#### AIM OF THE EXERCISE
Every entry below must be repeated exactly; skip the pictures.

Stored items

_ _ _ _

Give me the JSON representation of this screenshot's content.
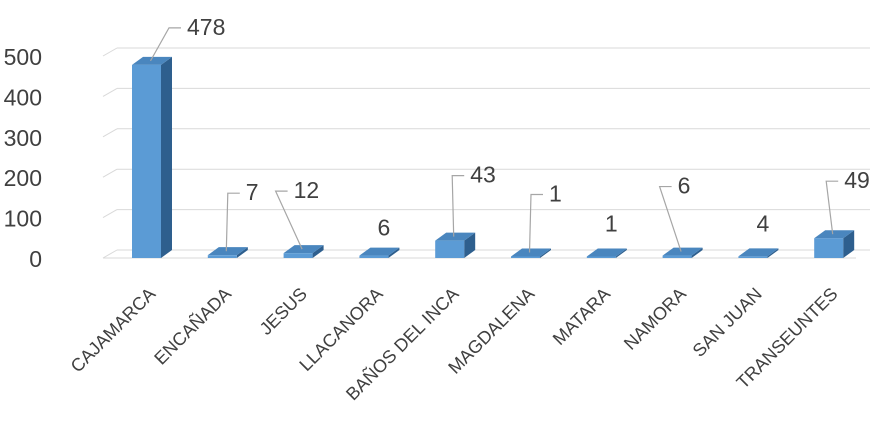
{
  "chart_data": {
    "type": "bar",
    "style": "3d-column",
    "categories": [
      "CAJAMARCA",
      "ENCAÑADA",
      "JESUS",
      "LLACANORA",
      "BAÑOS DEL INCA",
      "MAGDALENA",
      "MATARA",
      "NAMORA",
      "SAN JUAN",
      "TRANSEUNTES"
    ],
    "values": [
      478,
      7,
      12,
      6,
      43,
      1,
      1,
      6,
      4,
      49
    ],
    "data_labels": [
      "478",
      "7",
      "12",
      "6",
      "43",
      "1",
      "1",
      "6",
      "4",
      "49"
    ],
    "ylim": [
      0,
      500
    ],
    "yticks": [
      "0",
      "100",
      "200",
      "300",
      "400",
      "500"
    ],
    "title": "",
    "xlabel": "",
    "ylabel": "",
    "grid": true,
    "legend": "none",
    "colors": {
      "bar_front": "#5b9bd5",
      "bar_top": "#4a86be",
      "bar_side": "#2e5f8e",
      "gridline": "#d9d9d9",
      "leader": "#a6a6a6",
      "text": "#404040"
    }
  }
}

_ _ _ _

#### ANSWER FOR THIS EXERCISE
Give me the JSON representation of this screenshot's content.
{
  "chart_data": {
    "type": "bar",
    "style": "3d-column",
    "categories": [
      "CAJAMARCA",
      "ENCAÑADA",
      "JESUS",
      "LLACANORA",
      "BAÑOS DEL INCA",
      "MAGDALENA",
      "MATARA",
      "NAMORA",
      "SAN JUAN",
      "TRANSEUNTES"
    ],
    "values": [
      478,
      7,
      12,
      6,
      43,
      1,
      1,
      6,
      4,
      49
    ],
    "data_labels": [
      "478",
      "7",
      "12",
      "6",
      "43",
      "1",
      "1",
      "6",
      "4",
      "49"
    ],
    "ylim": [
      0,
      500
    ],
    "yticks": [
      "0",
      "100",
      "200",
      "300",
      "400",
      "500"
    ],
    "title": "",
    "xlabel": "",
    "ylabel": "",
    "grid": true,
    "legend": "none",
    "colors": {
      "bar_front": "#5b9bd5",
      "bar_top": "#4a86be",
      "bar_side": "#2e5f8e",
      "gridline": "#d9d9d9",
      "leader": "#a6a6a6",
      "text": "#404040"
    }
  }
}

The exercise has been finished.